### Supplied passage

========================

Students are beginning to return to school following the holiday break and Tallassee City Schools are blending traditional in-classroom learning with virtual learning in an effort to curb the spread of COVID-19.

"Currently we are in the A/B rotation of school after the holidays," Dr. Nolin said. "We decided to do that, collectively, because it allows us to social distance. We can actually get that six feet of separation between students and staff through that model."

Like school systems across the nation, there are some confirmed cases of COVID-19 but isolating those cases and social distancing is slowing the curve of positive cases.

"We do have some positive cases in the school system, both teachers and students, but with the A/B schedule, we are able to social distance so we don't that mass exodus of students and teachers going out as exposures," dr. Nolin said.

Stopping the spread of the virus is the most valuable measure right now.

"That's the biggest thing, and the hardest thing to deal with, is one student possibly exposing 10, 12, 15, or 20 students at a time, and having to send all those students home," he said.

Rotating schedules seems to be the best-suited option that allows for in-person learning with proper social distancing in place.

"The A/B schedule, it does work. We actually extended it through the 22nd of January. We are hoping that the Christmas and holiday spike, that we can get through that. We did experience such after the Thanksgiving holiday. So, we anticipated that that would happen again. Hopefully with the compilation of the A/B schedule, some of the vaccines getting dispensed locally, that collectively we will be able to continue and have school without having to go totally virtual," Dr. Nolin said.

After reading an article about Tallapoosa County teachers receiving vaccinations through local hospitals, Dr. Nolin reached out to administrative staff at Community Hospital to see if that was an option they could consider.

"That would significantly help to get many of our staff vaccinated and protected. Just holistically that would help the system if we can get that," he said.

With the school year at the midway point, Dr. Nolin is focused on the coming months.

========================

### Available data
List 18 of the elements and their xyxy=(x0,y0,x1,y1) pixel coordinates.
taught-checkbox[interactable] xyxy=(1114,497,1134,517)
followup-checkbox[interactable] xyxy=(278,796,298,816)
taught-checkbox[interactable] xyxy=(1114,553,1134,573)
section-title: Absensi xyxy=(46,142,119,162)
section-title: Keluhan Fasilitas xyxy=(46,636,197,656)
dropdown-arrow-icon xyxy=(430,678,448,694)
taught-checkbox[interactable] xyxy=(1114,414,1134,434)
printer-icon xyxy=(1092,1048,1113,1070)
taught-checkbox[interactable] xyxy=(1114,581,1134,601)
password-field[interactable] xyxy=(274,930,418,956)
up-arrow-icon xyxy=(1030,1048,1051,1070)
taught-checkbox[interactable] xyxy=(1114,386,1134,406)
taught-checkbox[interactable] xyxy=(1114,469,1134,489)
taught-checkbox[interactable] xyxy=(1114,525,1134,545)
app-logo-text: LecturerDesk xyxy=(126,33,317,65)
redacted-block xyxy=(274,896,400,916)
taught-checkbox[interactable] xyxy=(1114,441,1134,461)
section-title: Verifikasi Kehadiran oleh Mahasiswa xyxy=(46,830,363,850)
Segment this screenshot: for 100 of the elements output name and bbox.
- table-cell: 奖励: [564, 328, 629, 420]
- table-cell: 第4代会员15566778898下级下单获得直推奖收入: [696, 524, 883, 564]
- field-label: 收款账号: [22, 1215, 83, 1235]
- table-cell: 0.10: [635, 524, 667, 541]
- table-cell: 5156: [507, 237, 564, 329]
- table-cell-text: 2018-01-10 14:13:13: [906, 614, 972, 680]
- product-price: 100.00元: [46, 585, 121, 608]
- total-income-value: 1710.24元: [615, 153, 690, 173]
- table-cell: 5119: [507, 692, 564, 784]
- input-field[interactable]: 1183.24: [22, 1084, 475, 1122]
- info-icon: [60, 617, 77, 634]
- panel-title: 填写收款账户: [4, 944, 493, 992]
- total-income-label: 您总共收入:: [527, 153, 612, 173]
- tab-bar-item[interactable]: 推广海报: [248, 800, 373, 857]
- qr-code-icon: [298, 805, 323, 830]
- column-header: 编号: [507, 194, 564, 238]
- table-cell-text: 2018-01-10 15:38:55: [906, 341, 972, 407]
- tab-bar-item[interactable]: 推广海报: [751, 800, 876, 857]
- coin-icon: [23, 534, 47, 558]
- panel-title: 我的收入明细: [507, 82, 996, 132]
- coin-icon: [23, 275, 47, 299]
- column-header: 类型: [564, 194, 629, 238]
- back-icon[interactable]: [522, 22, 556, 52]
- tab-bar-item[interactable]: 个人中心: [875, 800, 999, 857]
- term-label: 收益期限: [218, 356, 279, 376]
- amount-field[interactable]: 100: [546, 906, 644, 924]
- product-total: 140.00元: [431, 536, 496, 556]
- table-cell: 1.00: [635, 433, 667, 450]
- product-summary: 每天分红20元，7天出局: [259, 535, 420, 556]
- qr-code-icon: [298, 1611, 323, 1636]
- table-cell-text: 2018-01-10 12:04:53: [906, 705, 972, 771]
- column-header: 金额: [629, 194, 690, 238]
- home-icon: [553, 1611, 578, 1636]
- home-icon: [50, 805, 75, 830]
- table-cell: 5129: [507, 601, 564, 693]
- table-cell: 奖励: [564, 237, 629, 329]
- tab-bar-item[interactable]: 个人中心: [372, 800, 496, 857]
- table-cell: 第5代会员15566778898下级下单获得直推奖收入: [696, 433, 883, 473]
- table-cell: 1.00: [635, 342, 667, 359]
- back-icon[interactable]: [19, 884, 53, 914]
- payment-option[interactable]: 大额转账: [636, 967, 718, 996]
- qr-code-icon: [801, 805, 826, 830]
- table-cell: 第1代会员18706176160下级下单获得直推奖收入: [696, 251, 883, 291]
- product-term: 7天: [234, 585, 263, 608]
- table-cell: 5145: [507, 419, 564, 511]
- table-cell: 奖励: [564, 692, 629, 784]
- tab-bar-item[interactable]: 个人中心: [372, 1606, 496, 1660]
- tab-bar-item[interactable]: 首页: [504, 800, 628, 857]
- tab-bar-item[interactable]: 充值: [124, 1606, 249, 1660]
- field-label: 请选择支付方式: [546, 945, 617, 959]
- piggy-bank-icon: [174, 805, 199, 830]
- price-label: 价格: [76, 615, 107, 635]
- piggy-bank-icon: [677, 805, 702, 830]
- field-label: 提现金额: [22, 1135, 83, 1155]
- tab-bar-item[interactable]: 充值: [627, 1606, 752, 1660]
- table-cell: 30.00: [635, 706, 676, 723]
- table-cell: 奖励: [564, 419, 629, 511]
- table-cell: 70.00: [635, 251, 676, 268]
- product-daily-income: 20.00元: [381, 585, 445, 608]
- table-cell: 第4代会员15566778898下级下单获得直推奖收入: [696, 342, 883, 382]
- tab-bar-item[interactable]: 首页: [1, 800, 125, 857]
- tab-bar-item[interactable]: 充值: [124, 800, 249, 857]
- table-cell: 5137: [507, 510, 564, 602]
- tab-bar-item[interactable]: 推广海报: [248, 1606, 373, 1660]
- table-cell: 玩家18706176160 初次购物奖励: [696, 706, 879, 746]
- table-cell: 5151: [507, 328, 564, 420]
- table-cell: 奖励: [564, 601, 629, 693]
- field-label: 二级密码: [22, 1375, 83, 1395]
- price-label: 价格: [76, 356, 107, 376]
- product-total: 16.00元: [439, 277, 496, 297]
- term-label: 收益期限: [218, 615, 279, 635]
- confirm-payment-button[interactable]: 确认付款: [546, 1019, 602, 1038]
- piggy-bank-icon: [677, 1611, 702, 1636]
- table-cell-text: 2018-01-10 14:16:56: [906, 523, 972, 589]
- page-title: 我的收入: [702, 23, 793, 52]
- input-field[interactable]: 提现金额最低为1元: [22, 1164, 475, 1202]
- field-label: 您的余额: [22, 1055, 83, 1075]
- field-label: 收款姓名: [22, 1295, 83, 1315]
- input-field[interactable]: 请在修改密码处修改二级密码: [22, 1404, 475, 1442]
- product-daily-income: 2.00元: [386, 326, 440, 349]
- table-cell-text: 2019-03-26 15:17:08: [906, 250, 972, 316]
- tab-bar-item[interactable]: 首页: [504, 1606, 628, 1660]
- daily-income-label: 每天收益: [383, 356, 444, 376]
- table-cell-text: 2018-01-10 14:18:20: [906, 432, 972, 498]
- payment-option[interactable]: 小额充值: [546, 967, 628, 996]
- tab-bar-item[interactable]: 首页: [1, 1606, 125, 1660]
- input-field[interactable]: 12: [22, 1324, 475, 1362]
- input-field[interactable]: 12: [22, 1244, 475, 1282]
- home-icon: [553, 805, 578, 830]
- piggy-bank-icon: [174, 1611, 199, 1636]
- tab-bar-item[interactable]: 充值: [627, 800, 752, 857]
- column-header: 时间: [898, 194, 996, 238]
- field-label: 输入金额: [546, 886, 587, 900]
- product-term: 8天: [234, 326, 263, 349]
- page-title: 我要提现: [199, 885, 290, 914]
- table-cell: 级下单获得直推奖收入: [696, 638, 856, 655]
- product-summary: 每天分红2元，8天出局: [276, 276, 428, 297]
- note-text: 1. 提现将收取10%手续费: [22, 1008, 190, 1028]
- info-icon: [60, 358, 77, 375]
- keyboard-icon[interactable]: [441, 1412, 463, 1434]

========================

### Your objective
According to the text about Tallassee City Schools, through what date was the A/B schedule extended?

### Task answer
Through the 22nd of January.